*Your goal*.
Leave out the pictures and repeat everything else in the records exactly.

*Source records*.
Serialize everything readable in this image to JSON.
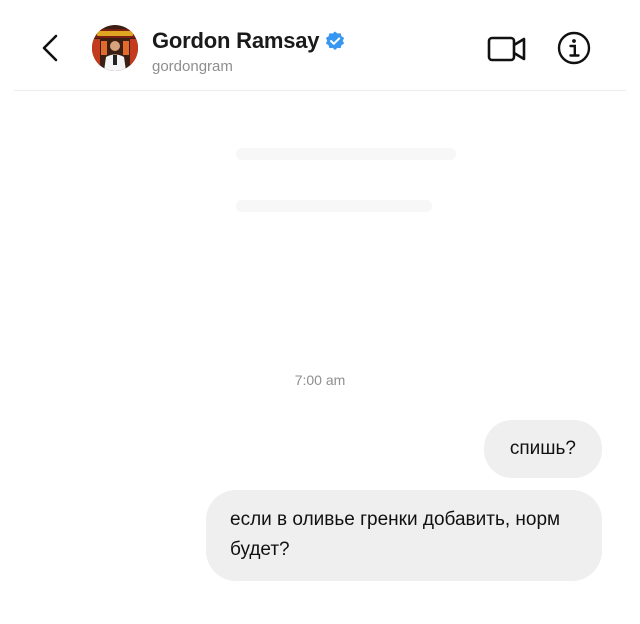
{
  "header": {
    "name": "Gordon Ramsay",
    "handle": "gordongram",
    "icons": {
      "back": "chevron-left-icon",
      "verified": "verified-badge-icon",
      "video": "video-call-icon",
      "info": "info-icon"
    },
    "colors": {
      "verified": "#3897f0",
      "handle": "#8e8e8e"
    }
  },
  "conversation": {
    "timestamp": "7:00 am",
    "messages": [
      {
        "sender": "me",
        "text": "спишь?"
      },
      {
        "sender": "me",
        "text": "если в оливье гренки добавить, норм будет?"
      }
    ],
    "colors": {
      "bubble": "#efefef",
      "timestamp": "#8e8e8e"
    }
  }
}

*Task solution*.
Serialize everything readable in this image to JSON.
{
  "header": {
    "name": "Gordon Ramsay",
    "handle": "gordongram",
    "icons": {
      "back": "chevron-left-icon",
      "verified": "verified-badge-icon",
      "video": "video-call-icon",
      "info": "info-icon"
    },
    "colors": {
      "verified": "#3897f0",
      "handle": "#8e8e8e"
    }
  },
  "conversation": {
    "timestamp": "7:00 am",
    "messages": [
      {
        "sender": "me",
        "text": "спишь?"
      },
      {
        "sender": "me",
        "text": "если в оливье гренки добавить, норм будет?"
      }
    ],
    "colors": {
      "bubble": "#efefef",
      "timestamp": "#8e8e8e"
    }
  }
}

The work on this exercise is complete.